-- Begin SUPPLIED DATA --

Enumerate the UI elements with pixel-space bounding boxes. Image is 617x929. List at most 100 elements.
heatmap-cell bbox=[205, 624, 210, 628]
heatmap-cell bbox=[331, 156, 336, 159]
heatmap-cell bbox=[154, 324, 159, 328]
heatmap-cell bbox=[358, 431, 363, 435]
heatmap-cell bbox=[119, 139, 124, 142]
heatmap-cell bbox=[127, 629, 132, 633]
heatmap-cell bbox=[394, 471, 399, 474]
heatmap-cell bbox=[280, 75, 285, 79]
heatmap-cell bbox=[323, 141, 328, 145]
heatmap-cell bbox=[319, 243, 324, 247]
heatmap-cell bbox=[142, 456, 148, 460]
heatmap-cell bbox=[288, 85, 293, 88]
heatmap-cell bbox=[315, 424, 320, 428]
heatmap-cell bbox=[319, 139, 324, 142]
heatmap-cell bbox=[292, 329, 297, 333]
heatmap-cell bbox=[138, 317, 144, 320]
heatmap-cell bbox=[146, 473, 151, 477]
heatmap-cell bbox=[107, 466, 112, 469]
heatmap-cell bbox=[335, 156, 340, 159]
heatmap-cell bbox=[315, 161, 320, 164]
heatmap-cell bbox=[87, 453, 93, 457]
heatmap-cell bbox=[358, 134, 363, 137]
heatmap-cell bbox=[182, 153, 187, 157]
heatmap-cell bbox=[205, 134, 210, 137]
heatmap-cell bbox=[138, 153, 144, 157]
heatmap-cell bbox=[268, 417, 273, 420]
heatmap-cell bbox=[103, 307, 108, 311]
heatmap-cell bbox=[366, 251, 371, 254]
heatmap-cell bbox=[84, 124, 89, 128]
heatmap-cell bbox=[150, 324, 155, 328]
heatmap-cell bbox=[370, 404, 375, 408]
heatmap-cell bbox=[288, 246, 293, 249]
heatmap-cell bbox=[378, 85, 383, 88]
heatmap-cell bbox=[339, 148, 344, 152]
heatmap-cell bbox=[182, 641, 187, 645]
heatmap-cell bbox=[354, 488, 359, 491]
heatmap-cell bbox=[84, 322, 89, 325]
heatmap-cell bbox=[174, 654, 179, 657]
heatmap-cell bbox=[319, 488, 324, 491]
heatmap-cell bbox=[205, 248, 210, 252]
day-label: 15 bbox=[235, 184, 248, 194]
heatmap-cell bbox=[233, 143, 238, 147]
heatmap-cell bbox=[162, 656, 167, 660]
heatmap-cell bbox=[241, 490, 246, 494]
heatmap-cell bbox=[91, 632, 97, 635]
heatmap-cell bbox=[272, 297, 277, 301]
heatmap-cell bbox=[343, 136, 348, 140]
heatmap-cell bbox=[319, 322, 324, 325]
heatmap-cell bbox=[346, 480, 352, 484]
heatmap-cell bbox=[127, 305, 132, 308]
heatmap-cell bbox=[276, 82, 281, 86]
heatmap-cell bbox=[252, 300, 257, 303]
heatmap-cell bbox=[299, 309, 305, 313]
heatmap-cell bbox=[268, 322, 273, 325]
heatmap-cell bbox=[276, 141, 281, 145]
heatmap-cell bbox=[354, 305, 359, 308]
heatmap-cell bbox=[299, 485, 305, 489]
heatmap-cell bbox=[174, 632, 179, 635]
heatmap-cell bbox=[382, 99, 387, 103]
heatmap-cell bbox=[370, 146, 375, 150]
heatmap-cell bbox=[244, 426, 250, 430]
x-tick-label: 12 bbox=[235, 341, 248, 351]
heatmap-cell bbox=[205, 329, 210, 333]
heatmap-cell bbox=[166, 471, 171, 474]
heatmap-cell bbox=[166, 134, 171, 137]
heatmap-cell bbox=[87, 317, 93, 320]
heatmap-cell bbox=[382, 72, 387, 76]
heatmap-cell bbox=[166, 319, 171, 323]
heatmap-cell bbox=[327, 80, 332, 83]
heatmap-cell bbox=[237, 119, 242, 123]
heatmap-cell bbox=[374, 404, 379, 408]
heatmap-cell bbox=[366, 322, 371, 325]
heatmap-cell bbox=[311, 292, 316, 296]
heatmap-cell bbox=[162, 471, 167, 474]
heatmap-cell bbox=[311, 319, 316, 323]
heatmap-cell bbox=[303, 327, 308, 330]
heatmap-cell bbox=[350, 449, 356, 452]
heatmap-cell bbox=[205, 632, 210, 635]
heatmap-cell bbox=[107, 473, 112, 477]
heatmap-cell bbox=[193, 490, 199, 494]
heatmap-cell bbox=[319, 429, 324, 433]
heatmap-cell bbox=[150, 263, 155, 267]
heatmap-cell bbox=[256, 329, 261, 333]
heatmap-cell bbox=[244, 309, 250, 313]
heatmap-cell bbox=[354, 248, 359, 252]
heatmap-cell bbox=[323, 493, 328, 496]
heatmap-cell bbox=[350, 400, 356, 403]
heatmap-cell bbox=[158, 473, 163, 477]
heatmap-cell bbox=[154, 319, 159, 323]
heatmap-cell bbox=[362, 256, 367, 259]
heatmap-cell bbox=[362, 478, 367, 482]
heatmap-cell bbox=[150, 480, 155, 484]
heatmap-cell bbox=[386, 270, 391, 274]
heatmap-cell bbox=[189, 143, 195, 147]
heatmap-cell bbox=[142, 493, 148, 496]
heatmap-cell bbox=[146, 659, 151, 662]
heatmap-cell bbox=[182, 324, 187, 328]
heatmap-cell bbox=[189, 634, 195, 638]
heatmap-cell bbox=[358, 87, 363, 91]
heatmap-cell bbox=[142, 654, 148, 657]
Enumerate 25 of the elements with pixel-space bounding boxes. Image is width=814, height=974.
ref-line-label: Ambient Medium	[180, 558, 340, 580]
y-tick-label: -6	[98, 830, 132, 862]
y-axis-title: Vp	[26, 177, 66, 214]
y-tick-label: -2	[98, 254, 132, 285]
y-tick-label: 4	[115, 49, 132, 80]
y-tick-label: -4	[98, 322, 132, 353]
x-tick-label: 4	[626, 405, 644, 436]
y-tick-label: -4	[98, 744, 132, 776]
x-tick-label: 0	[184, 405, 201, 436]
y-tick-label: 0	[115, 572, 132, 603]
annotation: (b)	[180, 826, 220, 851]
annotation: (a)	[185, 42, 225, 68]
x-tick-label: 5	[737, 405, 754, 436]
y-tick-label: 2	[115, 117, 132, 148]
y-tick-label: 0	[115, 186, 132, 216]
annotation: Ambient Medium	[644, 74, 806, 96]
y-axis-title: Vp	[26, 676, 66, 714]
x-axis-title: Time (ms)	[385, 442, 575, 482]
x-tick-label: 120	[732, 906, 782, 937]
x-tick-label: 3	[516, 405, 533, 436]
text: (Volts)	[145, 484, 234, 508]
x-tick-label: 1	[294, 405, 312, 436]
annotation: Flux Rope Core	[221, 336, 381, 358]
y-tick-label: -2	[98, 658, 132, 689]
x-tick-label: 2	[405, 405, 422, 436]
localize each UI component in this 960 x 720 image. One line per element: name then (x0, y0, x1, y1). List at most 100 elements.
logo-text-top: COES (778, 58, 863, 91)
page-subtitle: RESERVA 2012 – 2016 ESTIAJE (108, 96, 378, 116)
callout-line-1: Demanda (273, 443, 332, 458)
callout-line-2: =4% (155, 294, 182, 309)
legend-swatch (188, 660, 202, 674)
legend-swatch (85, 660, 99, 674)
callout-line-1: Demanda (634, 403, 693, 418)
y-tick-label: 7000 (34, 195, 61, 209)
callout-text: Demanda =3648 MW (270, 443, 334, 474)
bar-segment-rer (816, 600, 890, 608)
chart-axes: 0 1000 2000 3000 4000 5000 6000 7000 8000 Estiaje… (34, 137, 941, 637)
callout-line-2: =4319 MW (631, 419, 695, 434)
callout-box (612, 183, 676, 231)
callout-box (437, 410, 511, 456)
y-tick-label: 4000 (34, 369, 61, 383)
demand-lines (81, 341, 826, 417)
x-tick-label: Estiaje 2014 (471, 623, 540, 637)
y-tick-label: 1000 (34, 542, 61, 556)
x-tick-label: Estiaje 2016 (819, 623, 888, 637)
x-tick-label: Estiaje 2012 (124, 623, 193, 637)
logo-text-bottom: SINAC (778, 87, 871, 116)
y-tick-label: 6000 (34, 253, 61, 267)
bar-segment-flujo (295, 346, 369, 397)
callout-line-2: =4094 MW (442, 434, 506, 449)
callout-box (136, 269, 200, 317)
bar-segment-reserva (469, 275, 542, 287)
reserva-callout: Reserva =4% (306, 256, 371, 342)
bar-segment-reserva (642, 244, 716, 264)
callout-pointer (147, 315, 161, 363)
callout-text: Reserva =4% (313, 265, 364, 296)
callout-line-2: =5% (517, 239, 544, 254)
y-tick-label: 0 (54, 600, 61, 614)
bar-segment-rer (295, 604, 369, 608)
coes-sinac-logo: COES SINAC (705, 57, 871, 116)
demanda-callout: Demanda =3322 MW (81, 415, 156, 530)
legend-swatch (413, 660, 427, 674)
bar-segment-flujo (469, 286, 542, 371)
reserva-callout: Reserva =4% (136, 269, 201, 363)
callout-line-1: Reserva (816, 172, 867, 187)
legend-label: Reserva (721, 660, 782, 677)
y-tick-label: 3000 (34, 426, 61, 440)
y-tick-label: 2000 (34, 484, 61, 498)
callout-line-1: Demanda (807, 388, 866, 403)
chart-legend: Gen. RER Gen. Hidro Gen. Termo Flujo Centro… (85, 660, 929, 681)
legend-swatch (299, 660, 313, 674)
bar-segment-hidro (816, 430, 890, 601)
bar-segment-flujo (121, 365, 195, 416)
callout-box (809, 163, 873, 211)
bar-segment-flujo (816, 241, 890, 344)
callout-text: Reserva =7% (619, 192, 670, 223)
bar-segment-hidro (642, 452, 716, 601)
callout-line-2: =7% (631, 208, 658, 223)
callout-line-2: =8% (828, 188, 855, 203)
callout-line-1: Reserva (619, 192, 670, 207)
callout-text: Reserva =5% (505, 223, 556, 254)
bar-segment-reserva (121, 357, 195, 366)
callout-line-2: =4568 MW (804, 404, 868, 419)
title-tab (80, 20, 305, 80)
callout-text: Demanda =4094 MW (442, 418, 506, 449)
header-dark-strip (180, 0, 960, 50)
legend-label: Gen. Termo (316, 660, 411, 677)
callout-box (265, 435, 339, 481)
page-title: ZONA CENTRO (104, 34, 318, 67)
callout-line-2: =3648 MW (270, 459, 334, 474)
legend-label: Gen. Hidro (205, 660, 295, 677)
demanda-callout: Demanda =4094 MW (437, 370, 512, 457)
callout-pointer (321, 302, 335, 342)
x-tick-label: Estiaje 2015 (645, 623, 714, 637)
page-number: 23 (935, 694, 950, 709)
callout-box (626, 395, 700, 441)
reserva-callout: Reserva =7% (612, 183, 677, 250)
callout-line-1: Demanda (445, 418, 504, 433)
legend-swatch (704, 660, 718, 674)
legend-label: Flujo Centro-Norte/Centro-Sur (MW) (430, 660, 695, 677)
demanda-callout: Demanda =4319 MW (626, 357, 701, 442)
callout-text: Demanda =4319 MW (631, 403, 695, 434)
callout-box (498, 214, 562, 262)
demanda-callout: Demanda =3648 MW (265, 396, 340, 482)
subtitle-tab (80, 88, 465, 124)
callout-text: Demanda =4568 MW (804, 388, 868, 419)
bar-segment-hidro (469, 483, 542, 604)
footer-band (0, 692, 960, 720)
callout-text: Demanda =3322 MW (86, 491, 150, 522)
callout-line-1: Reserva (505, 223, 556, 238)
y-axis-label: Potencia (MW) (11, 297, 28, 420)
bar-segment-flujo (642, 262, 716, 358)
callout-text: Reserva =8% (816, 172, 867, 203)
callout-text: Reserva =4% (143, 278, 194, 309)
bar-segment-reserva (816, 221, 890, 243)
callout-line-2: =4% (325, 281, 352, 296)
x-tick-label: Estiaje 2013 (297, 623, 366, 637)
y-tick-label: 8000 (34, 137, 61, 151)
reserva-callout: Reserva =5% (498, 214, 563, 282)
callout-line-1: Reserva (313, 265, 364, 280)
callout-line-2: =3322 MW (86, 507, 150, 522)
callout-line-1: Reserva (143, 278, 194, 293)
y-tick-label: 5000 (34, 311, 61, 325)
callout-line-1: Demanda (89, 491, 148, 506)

-- End SUPPLIED DATA --

--- TASK ---
Copy every line of the records above that contains the string "COES". Case counts, so match capital and lowercase letters as given.

--- SOLUTION TO THE EXERCISE ---
logo-text-top: COES (778, 58, 863, 91)
coes-sinac-logo: COES SINAC (705, 57, 871, 116)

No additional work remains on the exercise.